■ WHAT IS BEING ASKED:
Without the images, print all the entries below exactly as given.
*** GIVEN ENTRIES ***
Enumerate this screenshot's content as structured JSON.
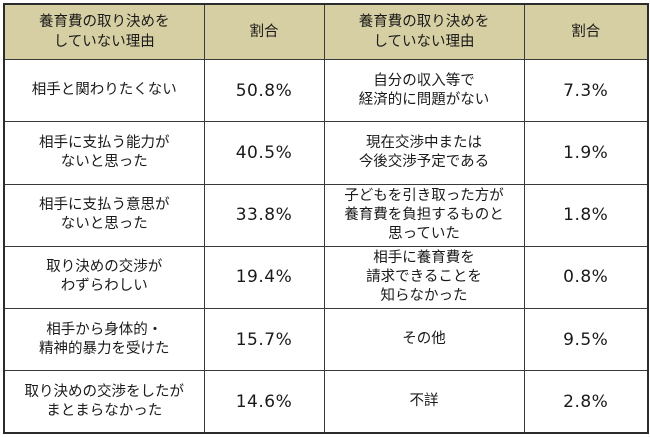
{
  "header": {
    "reason_left": "養育費の取り決めを\nしていない理由",
    "ratio_left": "割合",
    "reason_right": "養育費の取り決めを\nしていない理由",
    "ratio_right": "割合"
  },
  "colors": {
    "header_background": "#d6cfa3",
    "border": "#3a3a3a"
  },
  "rows": [
    {
      "left_reason": "相手と関わりたくない",
      "left_ratio": "50.8%",
      "right_reason": "自分の収入等で\n経済的に問題がない",
      "right_ratio": "7.3%"
    },
    {
      "left_reason": "相手に支払う能力が\nないと思った",
      "left_ratio": "40.5%",
      "right_reason": "現在交渉中または\n今後交渉予定である",
      "right_ratio": "1.9%"
    },
    {
      "left_reason": "相手に支払う意思が\nないと思った",
      "left_ratio": "33.8%",
      "right_reason": "子どもを引き取った方が\n養育費を負担するものと\n思っていた",
      "right_ratio": "1.8%"
    },
    {
      "left_reason": "取り決めの交渉が\nわずらわしい",
      "left_ratio": "19.4%",
      "right_reason": "相手に養育費を\n請求できることを\n知らなかった",
      "right_ratio": "0.8%"
    },
    {
      "left_reason": "相手から身体的・\n精神的暴力を受けた",
      "left_ratio": "15.7%",
      "right_reason": "その他",
      "right_ratio": "9.5%"
    },
    {
      "left_reason": "取り決めの交渉をしたが\nまとまらなかった",
      "left_ratio": "14.6%",
      "right_reason": "不詳",
      "right_ratio": "2.8%"
    }
  ]
}
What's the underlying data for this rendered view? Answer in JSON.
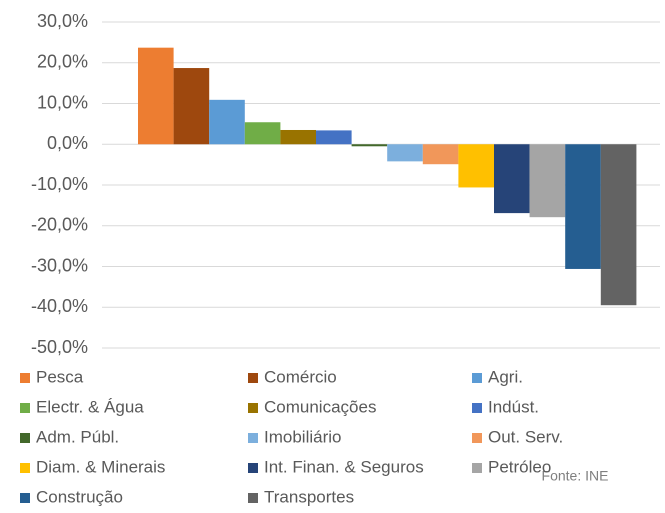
{
  "chart_data": {
    "type": "bar",
    "ylim": [
      -50,
      30
    ],
    "yticks": [
      {
        "value": 30,
        "label": "30,0%"
      },
      {
        "value": 20,
        "label": "20,0%"
      },
      {
        "value": 10,
        "label": "10,0%"
      },
      {
        "value": 0,
        "label": "0,0%"
      },
      {
        "value": -10,
        "label": "-10,0%"
      },
      {
        "value": -20,
        "label": "-20,0%"
      },
      {
        "value": -30,
        "label": "-30,0%"
      },
      {
        "value": -40,
        "label": "-40,0%"
      },
      {
        "value": -50,
        "label": "-50,0%"
      }
    ],
    "grid": true,
    "series": [
      {
        "name": "Pesca",
        "color": "#ed7d31",
        "values": [
          23.7
        ]
      },
      {
        "name": "Comércio",
        "color": "#9e480e",
        "values": [
          18.7
        ]
      },
      {
        "name": "Agri.",
        "color": "#5b9bd5",
        "values": [
          10.9
        ]
      },
      {
        "name": "Electr. & Água",
        "color": "#70ad47",
        "values": [
          5.4
        ]
      },
      {
        "name": "Comunicações",
        "color": "#997300",
        "values": [
          3.5
        ]
      },
      {
        "name": "Indúst.",
        "color": "#4472c4",
        "values": [
          3.4
        ]
      },
      {
        "name": "Adm. Públ.",
        "color": "#43682b",
        "values": [
          -0.5
        ]
      },
      {
        "name": "Imobiliário",
        "color": "#7cafdd",
        "values": [
          -4.2
        ]
      },
      {
        "name": "Out. Serv.",
        "color": "#f1975a",
        "values": [
          -4.9
        ]
      },
      {
        "name": "Diam. & Minerais",
        "color": "#ffc000",
        "values": [
          -10.6
        ]
      },
      {
        "name": "Int. Finan. & Seguros",
        "color": "#264478",
        "values": [
          -16.9
        ]
      },
      {
        "name": "Petróleo",
        "color": "#a5a5a5",
        "values": [
          -17.9
        ]
      },
      {
        "name": "Construção",
        "color": "#255e91",
        "values": [
          -30.6
        ]
      },
      {
        "name": "Transportes",
        "color": "#636363",
        "values": [
          -39.5
        ]
      }
    ],
    "annotation": "Fonte: INE"
  }
}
***
■ ANSWER TO THE PROBLEM:
Enumerate this screenshot's content as structured JSON.
{
  "header": {
    "reason_left": "養育費の取り決めを\nしていない理由",
    "ratio_left": "割合",
    "reason_right": "養育費の取り決めを\nしていない理由",
    "ratio_right": "割合"
  },
  "colors": {
    "header_background": "#d6cfa3",
    "border": "#3a3a3a"
  },
  "rows": [
    {
      "left_reason": "相手と関わりたくない",
      "left_ratio": "50.8%",
      "right_reason": "自分の収入等で\n経済的に問題がない",
      "right_ratio": "7.3%"
    },
    {
      "left_reason": "相手に支払う能力が\nないと思った",
      "left_ratio": "40.5%",
      "right_reason": "現在交渉中または\n今後交渉予定である",
      "right_ratio": "1.9%"
    },
    {
      "left_reason": "相手に支払う意思が\nないと思った",
      "left_ratio": "33.8%",
      "right_reason": "子どもを引き取った方が\n養育費を負担するものと\n思っていた",
      "right_ratio": "1.8%"
    },
    {
      "left_reason": "取り決めの交渉が\nわずらわしい",
      "left_ratio": "19.4%",
      "right_reason": "相手に養育費を\n請求できることを\n知らなかった",
      "right_ratio": "0.8%"
    },
    {
      "left_reason": "相手から身体的・\n精神的暴力を受けた",
      "left_ratio": "15.7%",
      "right_reason": "その他",
      "right_ratio": "9.5%"
    },
    {
      "left_reason": "取り決めの交渉をしたが\nまとまらなかった",
      "left_ratio": "14.6%",
      "right_reason": "不詳",
      "right_ratio": "2.8%"
    }
  ]
}
What's the underlying data for this rendered view? Answer in JSON.
{
  "chart_data": {
    "type": "bar",
    "ylim": [
      -50,
      30
    ],
    "yticks": [
      {
        "value": 30,
        "label": "30,0%"
      },
      {
        "value": 20,
        "label": "20,0%"
      },
      {
        "value": 10,
        "label": "10,0%"
      },
      {
        "value": 0,
        "label": "0,0%"
      },
      {
        "value": -10,
        "label": "-10,0%"
      },
      {
        "value": -20,
        "label": "-20,0%"
      },
      {
        "value": -30,
        "label": "-30,0%"
      },
      {
        "value": -40,
        "label": "-40,0%"
      },
      {
        "value": -50,
        "label": "-50,0%"
      }
    ],
    "grid": true,
    "series": [
      {
        "name": "Pesca",
        "color": "#ed7d31",
        "values": [
          23.7
        ]
      },
      {
        "name": "Comércio",
        "color": "#9e480e",
        "values": [
          18.7
        ]
      },
      {
        "name": "Agri.",
        "color": "#5b9bd5",
        "values": [
          10.9
        ]
      },
      {
        "name": "Electr. & Água",
        "color": "#70ad47",
        "values": [
          5.4
        ]
      },
      {
        "name": "Comunicações",
        "color": "#997300",
        "values": [
          3.5
        ]
      },
      {
        "name": "Indúst.",
        "color": "#4472c4",
        "values": [
          3.4
        ]
      },
      {
        "name": "Adm. Públ.",
        "color": "#43682b",
        "values": [
          -0.5
        ]
      },
      {
        "name": "Imobiliário",
        "color": "#7cafdd",
        "values": [
          -4.2
        ]
      },
      {
        "name": "Out. Serv.",
        "color": "#f1975a",
        "values": [
          -4.9
        ]
      },
      {
        "name": "Diam. & Minerais",
        "color": "#ffc000",
        "values": [
          -10.6
        ]
      },
      {
        "name": "Int. Finan. & Seguros",
        "color": "#264478",
        "values": [
          -16.9
        ]
      },
      {
        "name": "Petróleo",
        "color": "#a5a5a5",
        "values": [
          -17.9
        ]
      },
      {
        "name": "Construção",
        "color": "#255e91",
        "values": [
          -30.6
        ]
      },
      {
        "name": "Transportes",
        "color": "#636363",
        "values": [
          -39.5
        ]
      }
    ],
    "annotation": "Fonte: INE"
  }
}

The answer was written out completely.